### Extrait du texte

Samuel Bouron montre quant à lui comment deux écoles de journalisme aux Etats-Unis et en France proposent deux visions presque divergentes de la conception du journalisme professionnel. L’histoire des institutions, les trajectoires de leurs fondateurs, les contenus pédagogiques et les contextes intellectuels constituent ici des objet d’étude privilégiés pour comprendre quelles catégories de connaissances sont mobilisées au quotidien par les journalistes. Ainsi, le chercheur montre comment, dans un contexte de montée des sciences sociales en France, l’Écoles des Hautes Études Sociales va faire jonction entre le monde scientifique, politique et littéraire. Aussi, s’il y a chez l’ESJ Lille les volontés de moraliser la profession et d’évangélisation du monde laïque, une partie de l’ordre catholique qui la fonde s’est rangée du côté des républicains et se dote d’un réseau d’écrivains et de journalistes. Aux Etats-Unis, Columbia, héritage de Joseph Pulitzer, doit son succès à l’application des recettes de la presse populaire, dont la technique est une part essentielle ; alors qu’à l’École du Missouri, l’approche « sur le tas », dominante à l’époque, apparaît privilégiée. En s’opposant sur les modèles de formation principalement sur des questions techniques, la France va dans une certaine mesure favoriser un savoir théorique basé sur les sciences sociales tandis que les Etats-Unis auront tendance à accentuer la professionnalisation via les outils pour répondre aux demandes du marché.

######
### Données

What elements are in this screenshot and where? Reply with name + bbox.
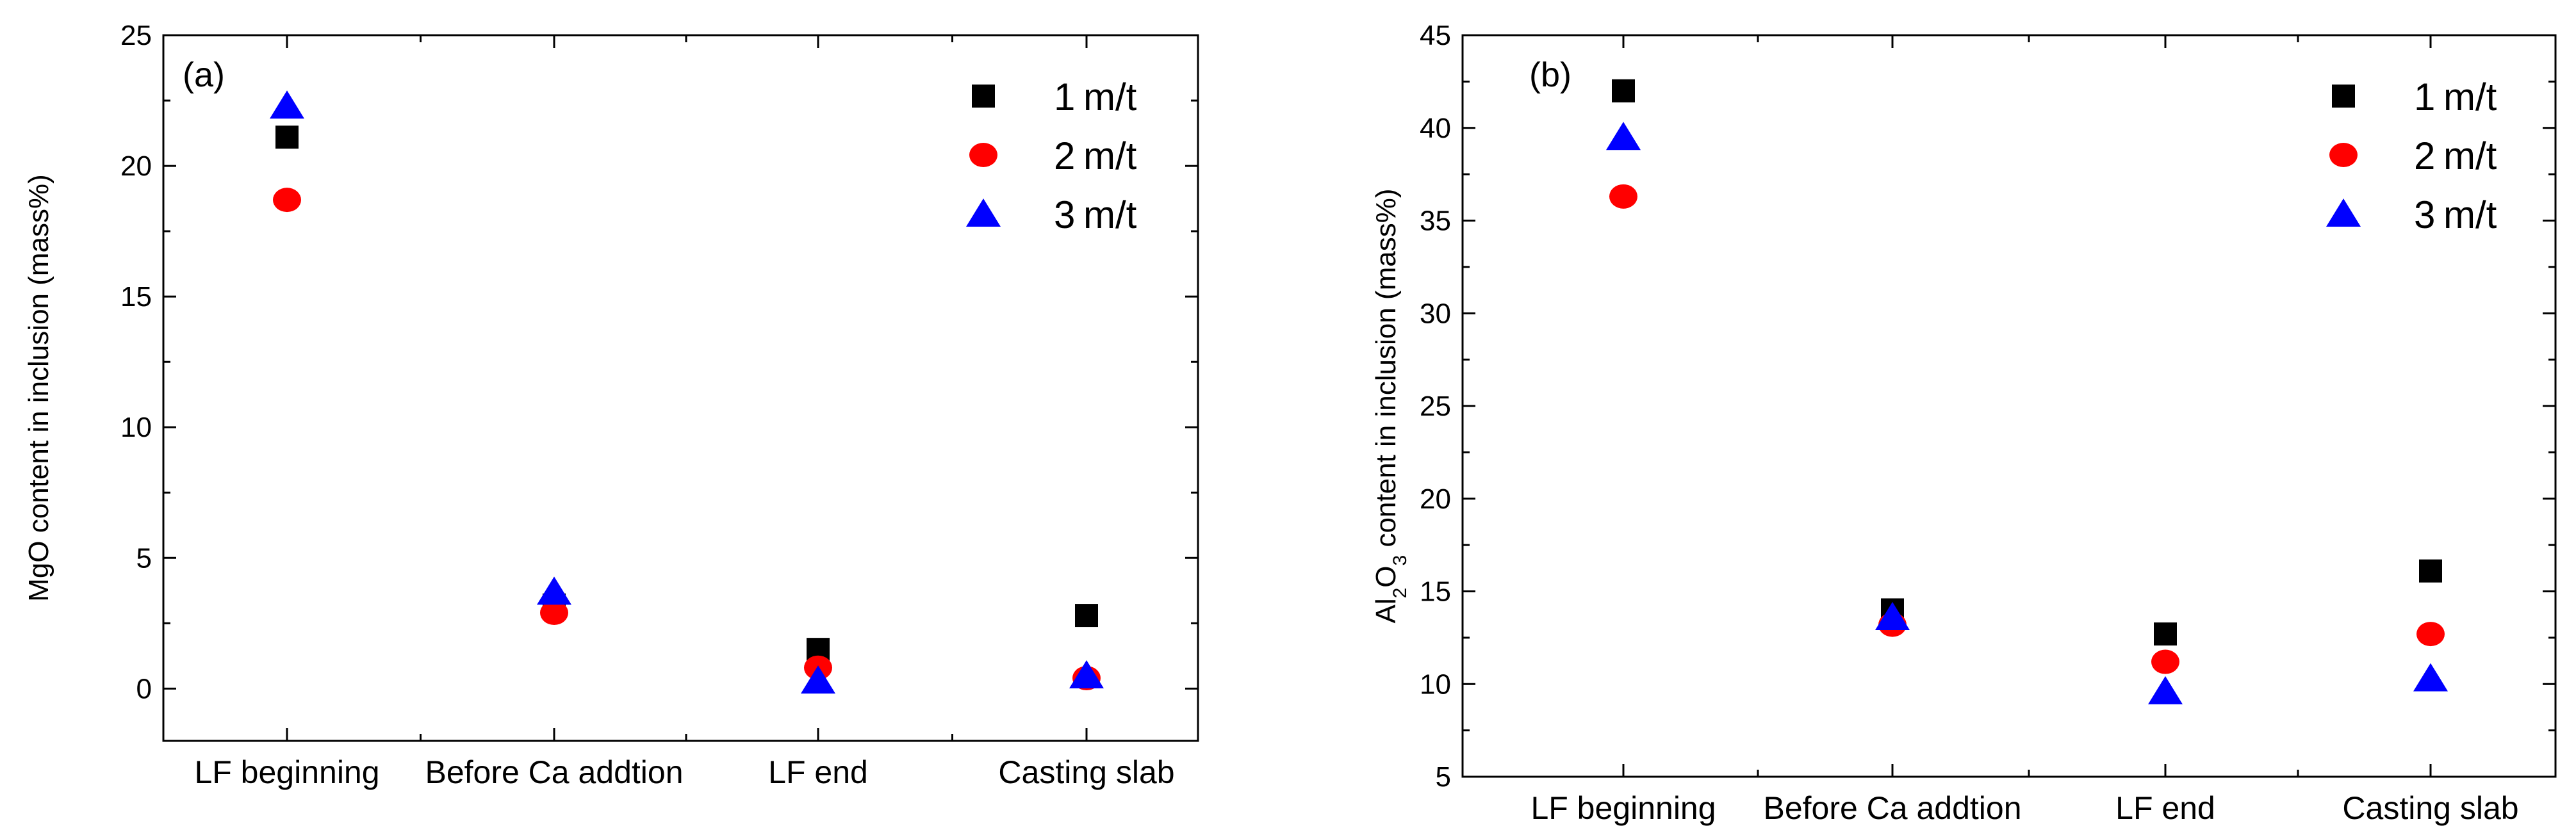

######

- **Consigne**: D'après l'extrait sur les écoles de journalisme, quelle approche apparaît privilégiée à l'École du Missouri ?

- **Corrigé**: L'approche « sur le tas », dominante à l'époque.